GIVEN INSTRUCTION: Reproduce the records below in their entirety, character for character.

Records from a data source:
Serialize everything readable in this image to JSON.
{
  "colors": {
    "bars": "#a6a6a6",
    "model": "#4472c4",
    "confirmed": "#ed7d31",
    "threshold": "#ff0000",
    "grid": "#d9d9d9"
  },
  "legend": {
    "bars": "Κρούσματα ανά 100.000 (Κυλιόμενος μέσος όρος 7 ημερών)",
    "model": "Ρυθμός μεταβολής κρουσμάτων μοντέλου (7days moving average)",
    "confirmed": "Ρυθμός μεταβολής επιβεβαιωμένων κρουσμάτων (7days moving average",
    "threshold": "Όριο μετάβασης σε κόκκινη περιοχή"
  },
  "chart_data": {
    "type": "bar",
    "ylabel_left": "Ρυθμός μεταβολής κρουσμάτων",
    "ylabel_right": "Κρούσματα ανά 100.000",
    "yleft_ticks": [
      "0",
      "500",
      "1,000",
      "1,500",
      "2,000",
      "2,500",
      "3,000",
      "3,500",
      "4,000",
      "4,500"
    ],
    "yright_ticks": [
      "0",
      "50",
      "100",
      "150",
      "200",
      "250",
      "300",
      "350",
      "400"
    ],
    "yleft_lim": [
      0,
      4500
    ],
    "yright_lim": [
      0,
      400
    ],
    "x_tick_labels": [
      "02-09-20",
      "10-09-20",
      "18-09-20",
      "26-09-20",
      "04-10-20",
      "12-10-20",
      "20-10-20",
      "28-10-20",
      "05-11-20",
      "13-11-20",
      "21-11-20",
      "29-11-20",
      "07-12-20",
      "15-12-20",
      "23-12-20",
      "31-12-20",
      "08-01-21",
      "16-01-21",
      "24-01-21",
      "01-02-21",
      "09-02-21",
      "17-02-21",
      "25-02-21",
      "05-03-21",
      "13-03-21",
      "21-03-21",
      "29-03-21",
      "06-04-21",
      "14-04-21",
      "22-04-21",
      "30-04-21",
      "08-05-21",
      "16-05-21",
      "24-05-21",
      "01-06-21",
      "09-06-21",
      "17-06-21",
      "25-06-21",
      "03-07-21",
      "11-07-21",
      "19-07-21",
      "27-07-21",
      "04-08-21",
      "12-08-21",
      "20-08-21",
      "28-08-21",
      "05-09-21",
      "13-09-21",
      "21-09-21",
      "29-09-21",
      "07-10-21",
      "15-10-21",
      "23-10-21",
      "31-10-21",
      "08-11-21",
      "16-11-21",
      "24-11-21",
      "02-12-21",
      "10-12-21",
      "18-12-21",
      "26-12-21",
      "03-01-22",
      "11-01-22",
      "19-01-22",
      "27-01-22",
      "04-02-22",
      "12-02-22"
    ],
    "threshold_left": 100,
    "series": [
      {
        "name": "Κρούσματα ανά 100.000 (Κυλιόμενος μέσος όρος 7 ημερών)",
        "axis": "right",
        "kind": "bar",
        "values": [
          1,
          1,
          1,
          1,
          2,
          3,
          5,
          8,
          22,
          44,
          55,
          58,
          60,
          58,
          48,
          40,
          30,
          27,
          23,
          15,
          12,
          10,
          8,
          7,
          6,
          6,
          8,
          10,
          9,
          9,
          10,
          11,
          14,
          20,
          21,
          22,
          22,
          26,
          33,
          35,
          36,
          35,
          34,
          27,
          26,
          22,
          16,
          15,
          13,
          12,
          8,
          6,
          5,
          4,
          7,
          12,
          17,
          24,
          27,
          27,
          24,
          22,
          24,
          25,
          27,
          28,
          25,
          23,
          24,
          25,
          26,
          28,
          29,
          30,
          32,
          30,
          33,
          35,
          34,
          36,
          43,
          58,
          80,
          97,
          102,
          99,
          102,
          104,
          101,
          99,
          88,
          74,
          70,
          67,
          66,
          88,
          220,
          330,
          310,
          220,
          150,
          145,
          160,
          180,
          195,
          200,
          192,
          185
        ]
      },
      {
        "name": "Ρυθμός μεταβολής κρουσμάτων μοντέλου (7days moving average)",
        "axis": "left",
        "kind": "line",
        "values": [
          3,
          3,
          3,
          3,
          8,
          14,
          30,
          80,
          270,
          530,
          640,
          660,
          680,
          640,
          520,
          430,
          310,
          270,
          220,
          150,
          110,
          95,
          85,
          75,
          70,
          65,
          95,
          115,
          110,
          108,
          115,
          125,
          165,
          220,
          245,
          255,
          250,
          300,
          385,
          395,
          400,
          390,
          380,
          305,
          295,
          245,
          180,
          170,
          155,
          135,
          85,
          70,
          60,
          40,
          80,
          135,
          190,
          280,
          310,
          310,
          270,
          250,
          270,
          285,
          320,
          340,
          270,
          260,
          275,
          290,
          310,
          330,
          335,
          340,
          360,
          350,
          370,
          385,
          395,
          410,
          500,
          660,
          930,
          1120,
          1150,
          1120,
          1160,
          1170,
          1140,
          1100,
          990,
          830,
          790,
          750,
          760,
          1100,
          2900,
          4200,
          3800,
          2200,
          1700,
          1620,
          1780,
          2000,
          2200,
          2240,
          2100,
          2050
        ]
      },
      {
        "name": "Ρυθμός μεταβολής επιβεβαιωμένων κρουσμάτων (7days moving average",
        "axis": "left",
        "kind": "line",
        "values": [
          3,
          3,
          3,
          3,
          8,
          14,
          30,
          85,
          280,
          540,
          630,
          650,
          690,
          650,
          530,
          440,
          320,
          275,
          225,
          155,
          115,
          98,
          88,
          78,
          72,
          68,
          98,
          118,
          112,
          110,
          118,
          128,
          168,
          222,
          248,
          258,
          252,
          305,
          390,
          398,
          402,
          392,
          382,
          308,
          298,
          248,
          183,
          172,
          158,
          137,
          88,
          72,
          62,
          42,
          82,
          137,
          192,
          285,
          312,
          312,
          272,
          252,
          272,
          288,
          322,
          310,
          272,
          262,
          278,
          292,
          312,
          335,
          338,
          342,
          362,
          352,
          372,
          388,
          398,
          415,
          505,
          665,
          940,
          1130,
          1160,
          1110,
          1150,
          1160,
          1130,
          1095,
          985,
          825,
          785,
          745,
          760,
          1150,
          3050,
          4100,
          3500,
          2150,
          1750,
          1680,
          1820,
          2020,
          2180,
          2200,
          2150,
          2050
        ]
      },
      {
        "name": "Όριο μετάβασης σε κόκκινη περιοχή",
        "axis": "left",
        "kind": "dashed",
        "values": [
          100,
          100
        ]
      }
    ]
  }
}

WRITTEN SOLUTION:
Serialize everything readable in this image to JSON.
{
  "colors": {
    "bars": "#a6a6a6",
    "model": "#4472c4",
    "confirmed": "#ed7d31",
    "threshold": "#ff0000",
    "grid": "#d9d9d9"
  },
  "legend": {
    "bars": "Κρούσματα ανά 100.000 (Κυλιόμενος μέσος όρος 7 ημερών)",
    "model": "Ρυθμός μεταβολής κρουσμάτων μοντέλου (7days moving average)",
    "confirmed": "Ρυθμός μεταβολής επιβεβαιωμένων κρουσμάτων (7days moving average",
    "threshold": "Όριο μετάβασης σε κόκκινη περιοχή"
  },
  "chart_data": {
    "type": "bar",
    "ylabel_left": "Ρυθμός μεταβολής κρουσμάτων",
    "ylabel_right": "Κρούσματα ανά 100.000",
    "yleft_ticks": [
      "0",
      "500",
      "1,000",
      "1,500",
      "2,000",
      "2,500",
      "3,000",
      "3,500",
      "4,000",
      "4,500"
    ],
    "yright_ticks": [
      "0",
      "50",
      "100",
      "150",
      "200",
      "250",
      "300",
      "350",
      "400"
    ],
    "yleft_lim": [
      0,
      4500
    ],
    "yright_lim": [
      0,
      400
    ],
    "x_tick_labels": [
      "02-09-20",
      "10-09-20",
      "18-09-20",
      "26-09-20",
      "04-10-20",
      "12-10-20",
      "20-10-20",
      "28-10-20",
      "05-11-20",
      "13-11-20",
      "21-11-20",
      "29-11-20",
      "07-12-20",
      "15-12-20",
      "23-12-20",
      "31-12-20",
      "08-01-21",
      "16-01-21",
      "24-01-21",
      "01-02-21",
      "09-02-21",
      "17-02-21",
      "25-02-21",
      "05-03-21",
      "13-03-21",
      "21-03-21",
      "29-03-21",
      "06-04-21",
      "14-04-21",
      "22-04-21",
      "30-04-21",
      "08-05-21",
      "16-05-21",
      "24-05-21",
      "01-06-21",
      "09-06-21",
      "17-06-21",
      "25-06-21",
      "03-07-21",
      "11-07-21",
      "19-07-21",
      "27-07-21",
      "04-08-21",
      "12-08-21",
      "20-08-21",
      "28-08-21",
      "05-09-21",
      "13-09-21",
      "21-09-21",
      "29-09-21",
      "07-10-21",
      "15-10-21",
      "23-10-21",
      "31-10-21",
      "08-11-21",
      "16-11-21",
      "24-11-21",
      "02-12-21",
      "10-12-21",
      "18-12-21",
      "26-12-21",
      "03-01-22",
      "11-01-22",
      "19-01-22",
      "27-01-22",
      "04-02-22",
      "12-02-22"
    ],
    "threshold_left": 100,
    "series": [
      {
        "name": "Κρούσματα ανά 100.000 (Κυλιόμενος μέσος όρος 7 ημερών)",
        "axis": "right",
        "kind": "bar",
        "values": [
          1,
          1,
          1,
          1,
          2,
          3,
          5,
          8,
          22,
          44,
          55,
          58,
          60,
          58,
          48,
          40,
          30,
          27,
          23,
          15,
          12,
          10,
          8,
          7,
          6,
          6,
          8,
          10,
          9,
          9,
          10,
          11,
          14,
          20,
          21,
          22,
          22,
          26,
          33,
          35,
          36,
          35,
          34,
          27,
          26,
          22,
          16,
          15,
          13,
          12,
          8,
          6,
          5,
          4,
          7,
          12,
          17,
          24,
          27,
          27,
          24,
          22,
          24,
          25,
          27,
          28,
          25,
          23,
          24,
          25,
          26,
          28,
          29,
          30,
          32,
          30,
          33,
          35,
          34,
          36,
          43,
          58,
          80,
          97,
          102,
          99,
          102,
          104,
          101,
          99,
          88,
          74,
          70,
          67,
          66,
          88,
          220,
          330,
          310,
          220,
          150,
          145,
          160,
          180,
          195,
          200,
          192,
          185
        ]
      },
      {
        "name": "Ρυθμός μεταβολής κρουσμάτων μοντέλου (7days moving average)",
        "axis": "left",
        "kind": "line",
        "values": [
          3,
          3,
          3,
          3,
          8,
          14,
          30,
          80,
          270,
          530,
          640,
          660,
          680,
          640,
          520,
          430,
          310,
          270,
          220,
          150,
          110,
          95,
          85,
          75,
          70,
          65,
          95,
          115,
          110,
          108,
          115,
          125,
          165,
          220,
          245,
          255,
          250,
          300,
          385,
          395,
          400,
          390,
          380,
          305,
          295,
          245,
          180,
          170,
          155,
          135,
          85,
          70,
          60,
          40,
          80,
          135,
          190,
          280,
          310,
          310,
          270,
          250,
          270,
          285,
          320,
          340,
          270,
          260,
          275,
          290,
          310,
          330,
          335,
          340,
          360,
          350,
          370,
          385,
          395,
          410,
          500,
          660,
          930,
          1120,
          1150,
          1120,
          1160,
          1170,
          1140,
          1100,
          990,
          830,
          790,
          750,
          760,
          1100,
          2900,
          4200,
          3800,
          2200,
          1700,
          1620,
          1780,
          2000,
          2200,
          2240,
          2100,
          2050
        ]
      },
      {
        "name": "Ρυθμός μεταβολής επιβεβαιωμένων κρουσμάτων (7days moving average",
        "axis": "left",
        "kind": "line",
        "values": [
          3,
          3,
          3,
          3,
          8,
          14,
          30,
          85,
          280,
          540,
          630,
          650,
          690,
          650,
          530,
          440,
          320,
          275,
          225,
          155,
          115,
          98,
          88,
          78,
          72,
          68,
          98,
          118,
          112,
          110,
          118,
          128,
          168,
          222,
          248,
          258,
          252,
          305,
          390,
          398,
          402,
          392,
          382,
          308,
          298,
          248,
          183,
          172,
          158,
          137,
          88,
          72,
          62,
          42,
          82,
          137,
          192,
          285,
          312,
          312,
          272,
          252,
          272,
          288,
          322,
          310,
          272,
          262,
          278,
          292,
          312,
          335,
          338,
          342,
          362,
          352,
          372,
          388,
          398,
          415,
          505,
          665,
          940,
          1130,
          1160,
          1110,
          1150,
          1160,
          1130,
          1095,
          985,
          825,
          785,
          745,
          760,
          1150,
          3050,
          4100,
          3500,
          2150,
          1750,
          1680,
          1820,
          2020,
          2180,
          2200,
          2150,
          2050
        ]
      },
      {
        "name": "Όριο μετάβασης σε κόκκινη περιοχή",
        "axis": "left",
        "kind": "dashed",
        "values": [
          100,
          100
        ]
      }
    ]
  }
}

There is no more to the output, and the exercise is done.